*STATED EXERCISE*
Please convert every row below into a numbered list, skipping blank lines and leaving the pictures out of your answer.

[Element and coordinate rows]
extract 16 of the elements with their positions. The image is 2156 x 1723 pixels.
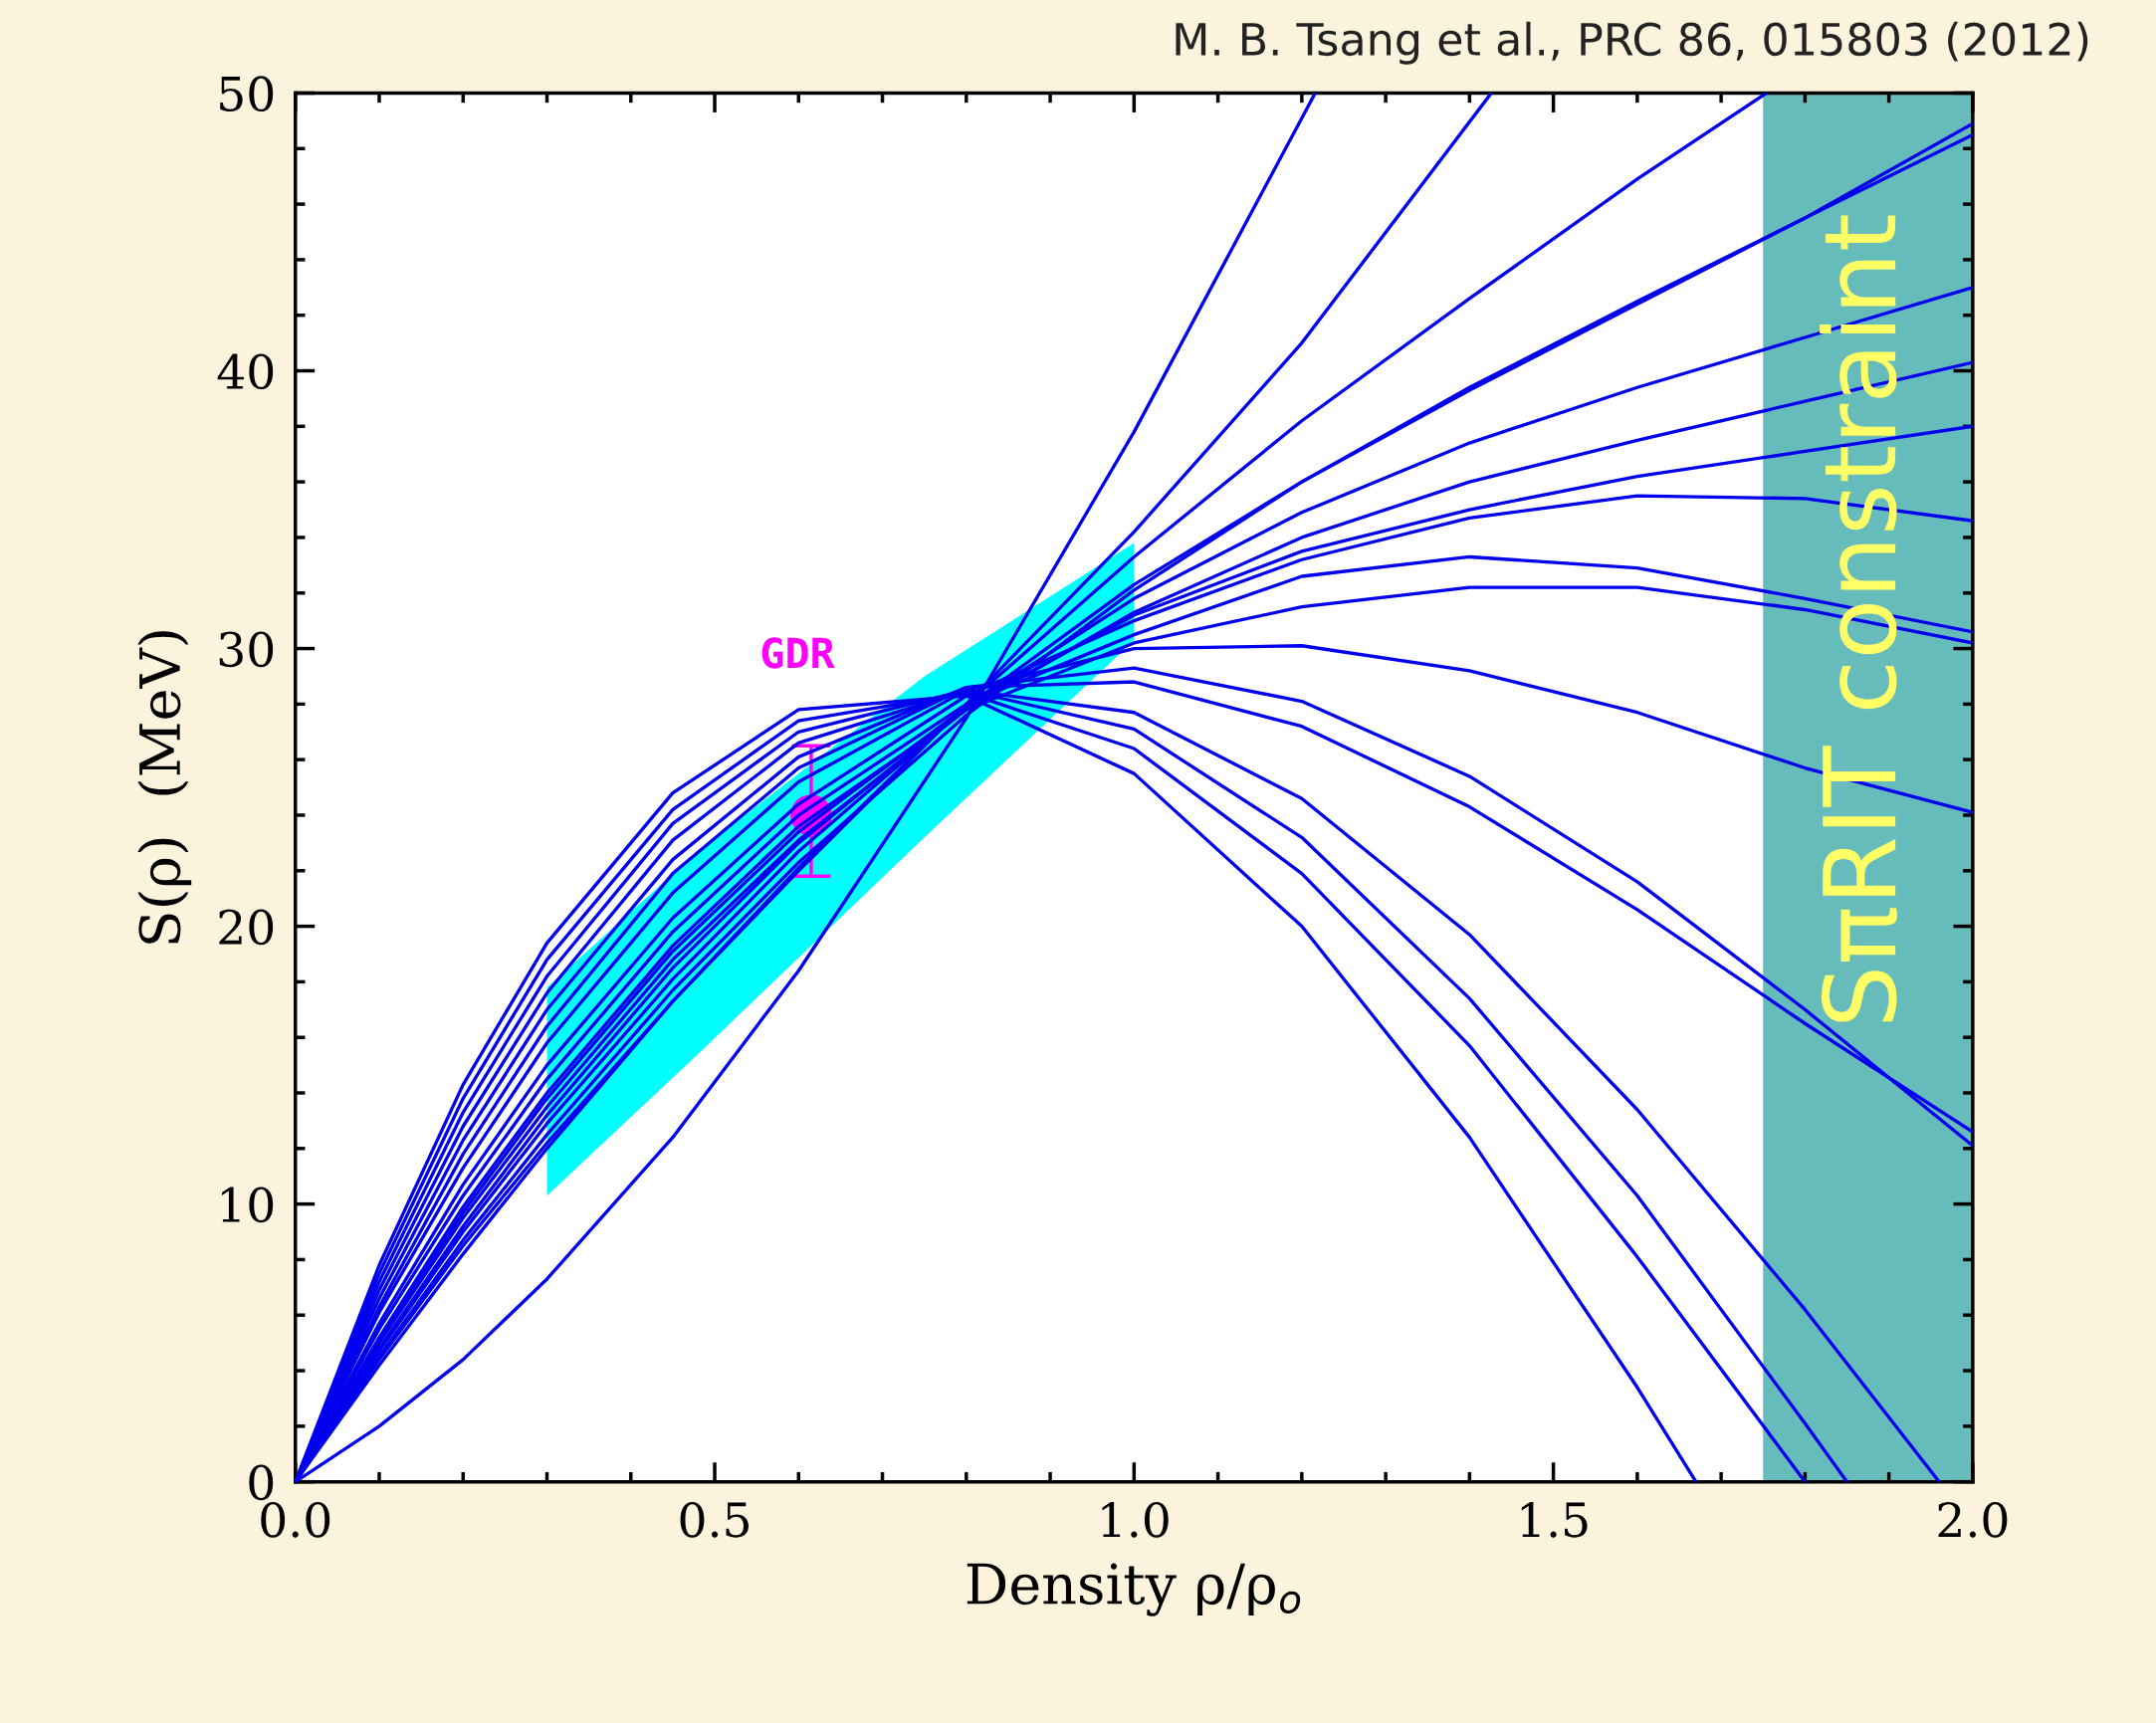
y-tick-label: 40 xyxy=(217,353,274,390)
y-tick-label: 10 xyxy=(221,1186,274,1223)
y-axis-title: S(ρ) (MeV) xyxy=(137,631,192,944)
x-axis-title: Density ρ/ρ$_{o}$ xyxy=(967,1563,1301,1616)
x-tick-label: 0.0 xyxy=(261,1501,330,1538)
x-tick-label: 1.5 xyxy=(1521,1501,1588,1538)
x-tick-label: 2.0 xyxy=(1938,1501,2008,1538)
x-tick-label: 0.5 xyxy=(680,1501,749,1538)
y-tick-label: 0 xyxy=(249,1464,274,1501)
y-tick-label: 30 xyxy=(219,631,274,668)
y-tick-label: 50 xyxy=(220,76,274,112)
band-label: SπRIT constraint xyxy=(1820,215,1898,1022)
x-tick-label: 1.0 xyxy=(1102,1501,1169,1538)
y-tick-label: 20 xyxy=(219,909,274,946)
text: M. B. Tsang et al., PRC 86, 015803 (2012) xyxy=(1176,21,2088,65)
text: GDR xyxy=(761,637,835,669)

*TASK RESULT*
1. extract 16 of the elements with their positions. The image is 2156 x 1723 pixels.
2. y-tick-label: 40 xyxy=(217,353,274,390)
3. y-tick-label: 10 xyxy=(221,1186,274,1223)
4. y-axis-title: S(ρ) (MeV) xyxy=(137,631,192,944)
5. x-axis-title: Density ρ/ρ$_{o}$ xyxy=(967,1563,1301,1616)
6. x-tick-label: 0.0 xyxy=(261,1501,330,1538)
7. x-tick-label: 1.5 xyxy=(1521,1501,1588,1538)
8. x-tick-label: 2.0 xyxy=(1938,1501,2008,1538)
9. x-tick-label: 0.5 xyxy=(680,1501,749,1538)
10. y-tick-label: 0 xyxy=(249,1464,274,1501)
11. y-tick-label: 30 xyxy=(219,631,274,668)
12. y-tick-label: 50 xyxy=(220,76,274,112)
13. band-label: SπRIT constraint xyxy=(1820,215,1898,1022)
14. x-tick-label: 1.0 xyxy=(1102,1501,1169,1538)
15. y-tick-label: 20 xyxy=(219,909,274,946)
16. text: M. B. Tsang et al., PRC 86, 015803 (2012) xyxy=(1176,21,2088,65)
17. text: GDR xyxy=(761,637,835,669)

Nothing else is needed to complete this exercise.